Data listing

^^^^^^^^^^^^^^^^

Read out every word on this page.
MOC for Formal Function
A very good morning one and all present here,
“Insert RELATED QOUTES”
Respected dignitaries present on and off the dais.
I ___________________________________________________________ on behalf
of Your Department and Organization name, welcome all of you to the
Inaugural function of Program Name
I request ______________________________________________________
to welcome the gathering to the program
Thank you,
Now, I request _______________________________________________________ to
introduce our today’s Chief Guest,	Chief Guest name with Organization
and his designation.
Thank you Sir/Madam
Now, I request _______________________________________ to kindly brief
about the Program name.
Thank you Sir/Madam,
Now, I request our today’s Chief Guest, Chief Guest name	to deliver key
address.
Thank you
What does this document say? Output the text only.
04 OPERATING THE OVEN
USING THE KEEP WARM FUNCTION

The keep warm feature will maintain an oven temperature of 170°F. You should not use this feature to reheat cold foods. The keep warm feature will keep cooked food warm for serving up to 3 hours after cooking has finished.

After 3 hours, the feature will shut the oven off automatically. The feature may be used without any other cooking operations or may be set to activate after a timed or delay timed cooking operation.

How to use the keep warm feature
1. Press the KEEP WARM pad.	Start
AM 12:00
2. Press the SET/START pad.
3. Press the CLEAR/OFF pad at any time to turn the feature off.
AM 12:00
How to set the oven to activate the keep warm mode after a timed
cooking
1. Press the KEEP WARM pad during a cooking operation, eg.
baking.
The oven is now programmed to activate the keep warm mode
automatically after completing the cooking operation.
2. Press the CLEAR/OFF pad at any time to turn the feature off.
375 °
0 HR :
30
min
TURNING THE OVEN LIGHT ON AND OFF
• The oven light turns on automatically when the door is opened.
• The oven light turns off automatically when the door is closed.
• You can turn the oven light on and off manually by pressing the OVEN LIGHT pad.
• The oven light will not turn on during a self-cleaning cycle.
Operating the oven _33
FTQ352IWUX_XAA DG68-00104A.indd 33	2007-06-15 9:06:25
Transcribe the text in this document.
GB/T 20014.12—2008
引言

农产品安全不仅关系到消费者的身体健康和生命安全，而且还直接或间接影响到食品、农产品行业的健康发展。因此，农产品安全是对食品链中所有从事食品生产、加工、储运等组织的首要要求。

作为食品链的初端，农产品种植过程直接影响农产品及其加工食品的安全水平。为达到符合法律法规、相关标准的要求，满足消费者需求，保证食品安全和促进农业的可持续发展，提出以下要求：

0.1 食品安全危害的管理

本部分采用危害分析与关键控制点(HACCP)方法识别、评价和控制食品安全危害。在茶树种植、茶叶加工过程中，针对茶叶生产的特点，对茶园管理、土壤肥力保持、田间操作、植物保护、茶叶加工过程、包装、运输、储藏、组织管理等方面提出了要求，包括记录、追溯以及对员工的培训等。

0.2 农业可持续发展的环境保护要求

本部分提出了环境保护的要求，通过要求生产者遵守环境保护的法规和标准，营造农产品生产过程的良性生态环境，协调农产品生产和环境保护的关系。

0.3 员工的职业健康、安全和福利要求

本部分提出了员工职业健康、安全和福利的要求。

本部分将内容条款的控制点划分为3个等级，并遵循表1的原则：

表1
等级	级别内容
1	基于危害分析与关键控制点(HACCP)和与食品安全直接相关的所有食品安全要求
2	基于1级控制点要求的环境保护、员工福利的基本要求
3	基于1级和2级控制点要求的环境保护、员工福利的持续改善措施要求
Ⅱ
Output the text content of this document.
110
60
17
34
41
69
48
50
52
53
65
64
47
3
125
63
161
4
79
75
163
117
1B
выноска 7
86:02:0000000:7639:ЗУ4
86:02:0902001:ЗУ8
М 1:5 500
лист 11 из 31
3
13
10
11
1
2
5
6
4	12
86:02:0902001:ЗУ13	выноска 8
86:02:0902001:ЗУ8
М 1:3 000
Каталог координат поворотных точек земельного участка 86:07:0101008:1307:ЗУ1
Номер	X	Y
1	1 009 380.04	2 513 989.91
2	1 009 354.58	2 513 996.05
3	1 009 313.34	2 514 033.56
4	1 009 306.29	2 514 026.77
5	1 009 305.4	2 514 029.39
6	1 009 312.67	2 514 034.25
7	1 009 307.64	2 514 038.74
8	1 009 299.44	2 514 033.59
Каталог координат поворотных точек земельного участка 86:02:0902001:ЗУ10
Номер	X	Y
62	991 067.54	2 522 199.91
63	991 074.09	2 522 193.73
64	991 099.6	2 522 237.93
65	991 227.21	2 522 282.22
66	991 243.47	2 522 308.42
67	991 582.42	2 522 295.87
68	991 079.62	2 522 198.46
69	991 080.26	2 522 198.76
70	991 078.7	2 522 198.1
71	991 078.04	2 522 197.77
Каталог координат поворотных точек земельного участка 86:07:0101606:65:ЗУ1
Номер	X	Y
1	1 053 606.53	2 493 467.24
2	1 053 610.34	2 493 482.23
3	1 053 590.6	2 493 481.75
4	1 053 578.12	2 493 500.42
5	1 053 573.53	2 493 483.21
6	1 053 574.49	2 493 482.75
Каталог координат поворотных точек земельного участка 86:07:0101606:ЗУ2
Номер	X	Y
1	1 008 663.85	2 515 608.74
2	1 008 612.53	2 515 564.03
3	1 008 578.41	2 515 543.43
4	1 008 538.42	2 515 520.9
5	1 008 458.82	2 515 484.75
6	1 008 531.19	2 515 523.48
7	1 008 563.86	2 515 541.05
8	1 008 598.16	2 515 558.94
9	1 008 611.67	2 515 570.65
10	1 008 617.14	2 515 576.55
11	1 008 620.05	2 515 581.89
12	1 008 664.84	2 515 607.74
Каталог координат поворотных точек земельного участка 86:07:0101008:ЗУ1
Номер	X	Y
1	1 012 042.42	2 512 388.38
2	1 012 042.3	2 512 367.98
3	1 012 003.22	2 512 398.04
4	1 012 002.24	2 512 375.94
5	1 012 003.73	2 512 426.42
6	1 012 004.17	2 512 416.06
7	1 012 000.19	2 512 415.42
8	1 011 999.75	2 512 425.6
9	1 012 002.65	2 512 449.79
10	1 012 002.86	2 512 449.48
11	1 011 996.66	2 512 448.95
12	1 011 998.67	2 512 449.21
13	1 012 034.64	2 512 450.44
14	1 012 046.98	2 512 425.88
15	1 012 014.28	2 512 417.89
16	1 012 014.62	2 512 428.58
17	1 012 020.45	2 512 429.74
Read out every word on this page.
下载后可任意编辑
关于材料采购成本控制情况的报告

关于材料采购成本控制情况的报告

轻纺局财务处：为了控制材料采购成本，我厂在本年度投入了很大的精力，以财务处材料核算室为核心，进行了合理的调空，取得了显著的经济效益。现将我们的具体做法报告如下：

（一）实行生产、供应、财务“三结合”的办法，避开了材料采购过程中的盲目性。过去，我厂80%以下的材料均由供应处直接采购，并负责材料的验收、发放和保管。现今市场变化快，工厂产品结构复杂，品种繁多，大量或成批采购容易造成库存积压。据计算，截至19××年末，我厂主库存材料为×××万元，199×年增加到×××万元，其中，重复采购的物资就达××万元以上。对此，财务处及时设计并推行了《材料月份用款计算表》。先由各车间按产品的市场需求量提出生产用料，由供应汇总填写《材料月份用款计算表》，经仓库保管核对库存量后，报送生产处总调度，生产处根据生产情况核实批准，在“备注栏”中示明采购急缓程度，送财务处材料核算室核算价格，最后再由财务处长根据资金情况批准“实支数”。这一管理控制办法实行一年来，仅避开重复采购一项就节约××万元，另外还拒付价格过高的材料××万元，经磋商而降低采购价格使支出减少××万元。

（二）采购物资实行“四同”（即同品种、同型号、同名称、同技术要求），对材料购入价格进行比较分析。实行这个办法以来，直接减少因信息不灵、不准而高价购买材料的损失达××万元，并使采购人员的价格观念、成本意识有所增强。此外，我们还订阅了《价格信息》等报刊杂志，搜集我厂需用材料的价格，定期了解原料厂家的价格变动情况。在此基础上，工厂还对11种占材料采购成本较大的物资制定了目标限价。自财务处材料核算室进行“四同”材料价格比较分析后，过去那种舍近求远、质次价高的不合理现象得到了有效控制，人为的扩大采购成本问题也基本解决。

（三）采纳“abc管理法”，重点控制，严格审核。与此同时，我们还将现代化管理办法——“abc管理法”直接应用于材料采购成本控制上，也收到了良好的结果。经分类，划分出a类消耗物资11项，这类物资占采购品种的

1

^^^^^^^^^^^^^^^^

§ Aim of the exercise: Using the data above, copy each line that contains "operation".

§ Task output:
After 3 hours, the feature will shut the oven off automatically. The feature may be used without any other cooking operations or may be set to activate after a timed or delay timed cooking operation.
1. Press the KEEP WARM pad during a cooking operation, eg.
automatically after completing the cooking operation.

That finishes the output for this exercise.